─── Texto para leer ───
Todo esto se basa en un par de ideas Ilustradas, la confianza en que la razón puede alcanzar la verdad y la idea de progreso. Todo nuestro sistema político, legal y de convivencia se basa en los principios que desarrollaron los pensadores Ilustrados del siglo XVIII, que ellos soñaron y desearon para sí. De todos sus ideales, el que mas y mejor se ha cumplido es el del derecho a la propiedad privada y la determinación racional de la economía, pero ese tema, como decía Puyol, hoy no toca. La separación de poderes, la libertad de prensa, la democracia representativa, la educación universal, el imperio de la ley y el monopolio legitimo de la violencia en manos del Estado, entre otros, son las ideas reguladoras de los modernos Estados, forman parte de nuestra forma de pensar individual e incluso modelan las relaciones internacionales. No todos ellos se cumplen por igual, cada país y cada Constitución Nacional es un apaño entre las fuerzas que luchan contra estas ideas y las que las defienden. Pero en general, las ideas que inspiran las modernas repúblicas democráticas (y alguna que otra monarquía “republicana” como la nuestra), son las mismas que soñaron los pensadores de la Ilustración.

Todo este paradigma de explicación toma como modelo la racionalidad científico-técnica, que usando las limitadas facultades humanas, la razón, la visión, la voluntad, etcétera, ilumina el mundo, desentraña la realidad, explica lo hasta entonces inexplicable. El héroe ilustrado por excelencia es Newton, que con su sola razón, y a lo sumo un cronómetro y una regla, se bastó para demoler el enorme edificio de superchería en que se había convertido la mezcolanza de aristotelismo y religiosidad que los medievales llamaban ciencia. Kant es el gran pensador de este periodo, y por lo tanto no es de extrañar que quiera extender esta racionalidad científica a todo el conocimiento humano: “[...] la física sólo debe tan provechosa revolución de su método a una idea, la de buscar (no fingir) en la naturaleza lo que la misma razón pone en ella, lo que debe aprender de ella, de lo cual no sabría nada por sí sola”1. En esta cita volvemos a ver el ideal Ilustrado, usar la razón para iluminar la realidad hasta que desvele sus secretos.

Bueno, una vez que hemos fijado la respuesta a la primera cuestión, vamos a por la segunda: la cuestión es que las leyes memoriales pueden fijar la verdad, si en nombre del republicanismo y la ilustración, podemos declarar en una ley lo que pasó o no pasó en el pasado. Me parece que se trata de un intento bientencionado pero ... ya decía Kant que de buenas intenciones estaba el infierno lleno. Las llamadas leyes memoriales son un fenómeno típicamente europeo que consiste en intentar fijar ciertos límites a la libertad de expresión declarando algunas cuestiones que por su relevancia política y/o histórica deben quedar fuera del debate público. Un ejemplo es la reforma del código penal alemán de junio de 1985 que prohíbe negar el Holocausto, y que se completó en diciembre de 1994 contemplando penas de hasta 5 años no sólo por usar o exhibir símbolos nazis, sino también por difundir sus ideas y sobre todo por falsificar la historia y negar la existencia de los Campos de Concentración y el intento de exterminio físico de distintos grupos raciales. El otro ejemplo es Francia, cuyo parlamento ha entrado en una curiosa espiral legislativa que le ha llevado desde que en 1990, la ley Gayssot prohibió la negación del Holocausto, hasta la ley de 23 de febrero de 2005 que obliga a que los programas escolares reconozcan el papel positivo de la presencia francesa en el norte de África.
───
• _Instrucción 1_: Vuelve a escribir tal cual las filas, comenzando por la que contiene "prompt-line: [htb-student@ea-attack01]─[~] [3,4,544,32]" y terminando con la última de las filas, ambas incluidas.
─── Filas proporcionadas ───
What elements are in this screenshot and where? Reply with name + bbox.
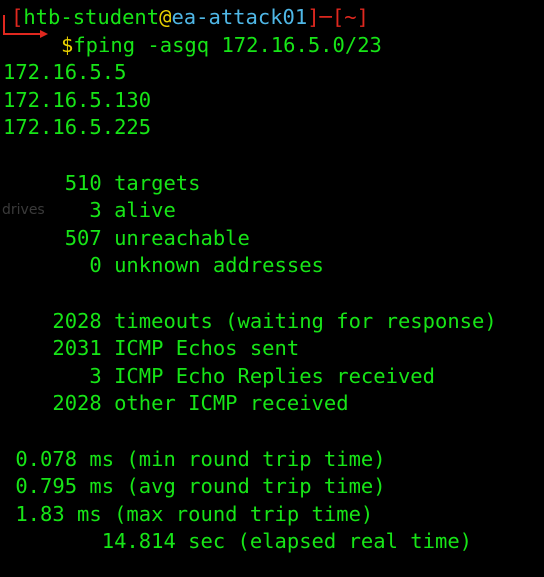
prompt-line: [htb-student@ea-attack01]─[~] [3,4,544,32]
prompt-dollar: $ [61,32,74,57]
host-line: 172.16.5.130 [3,87,152,112]
prompt-open-bracket: [ [11,5,24,29]
host-line: 172.16.5.225 [3,115,152,140]
stat-line: 3 alive [3,198,176,223]
terminal-window[interactable]: drives [htb-student@ea-attack01]─[~] $fp… [0,0,544,577]
timing-line: 0.795 ms (avg round trip time) [3,474,386,499]
background-ghost-text: drives [2,202,45,218]
timing-line: 0.078 ms (min round trip time) [3,446,386,471]
prompt-cwd: ~ [344,5,357,29]
timing-line: 14.814 sec (elapsed real time) [3,529,472,554]
prompt-at: @ [159,5,172,29]
host-line: 172.16.5.5 [3,60,127,85]
stat-line: 2028 timeouts (waiting for response) [3,308,497,333]
stat-line: 2028 other ICMP received [3,391,349,416]
command-text: fping -asgq 172.16.5.0/23 [73,32,382,57]
prompt-separator: ]─[ [307,5,345,29]
prompt-close-bracket: ] [356,5,369,29]
stat-line: 3 ICMP Echo Replies received [3,363,435,388]
stat-line: 510 targets [3,170,201,195]
command-line: $fping -asgq 172.16.5.0/23 [3,32,544,60]
stat-line: 0 unknown addresses [3,253,324,278]
prompt-corner-horizontal [3,33,43,35]
stat-line: 507 unreachable [3,225,250,250]
timing-line: 1.83 ms (max round trip time) [3,501,374,526]
prompt-user: htb-student [23,5,160,29]
stat-line: 2031 ICMP Echos sent [3,336,300,361]
prompt-host: ea-attack01 [171,5,308,29]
───
• _Instrucción 2_: Enumera todas las ideas que el texto sobre la Ilustración nombra como ideas reguladoras de los modernos Estados.

• _Respuesta desarrollada 1_:
prompt-line: [htb-student@ea-attack01]─[~] [3,4,544,32]
prompt-dollar: $ [61,32,74,57]
host-line: 172.16.5.130 [3,87,152,112]
prompt-open-bracket: [ [11,5,24,29]
host-line: 172.16.5.225 [3,115,152,140]
stat-line: 3 alive [3,198,176,223]
terminal-window[interactable]: drives [htb-student@ea-attack01]─[~] $fp… [0,0,544,577]
timing-line: 0.795 ms (avg round trip time) [3,474,386,499]
background-ghost-text: drives [2,202,45,218]
timing-line: 0.078 ms (min round trip time) [3,446,386,471]
prompt-cwd: ~ [344,5,357,29]
timing-line: 14.814 sec (elapsed real time) [3,529,472,554]
prompt-at: @ [159,5,172,29]
host-line: 172.16.5.5 [3,60,127,85]
stat-line: 2028 timeouts (waiting for response) [3,308,497,333]
stat-line: 2028 other ICMP received [3,391,349,416]
command-text: fping -asgq 172.16.5.0/23 [73,32,382,57]
prompt-separator: ]─[ [307,5,345,29]
prompt-close-bracket: ] [356,5,369,29]
stat-line: 3 ICMP Echo Replies received [3,363,435,388]
stat-line: 510 targets [3,170,201,195]
command-line: $fping -asgq 172.16.5.0/23 [3,32,544,60]
stat-line: 0 unknown addresses [3,253,324,278]
prompt-corner-horizontal [3,33,43,35]
stat-line: 507 unreachable [3,225,250,250]
timing-line: 1.83 ms (max round trip time) [3,501,374,526]
prompt-user: htb-student [23,5,160,29]
stat-line: 2031 ICMP Echos sent [3,336,300,361]
prompt-host: ea-attack01 [171,5,308,29]

• _Respuesta desarrollada 2_:
- La separación de poderes
- La libertad de prensa
- La democracia representativa
- La educación universal
- El imperio de la ley
- El monopolio legitimo de la violencia en manos del Estado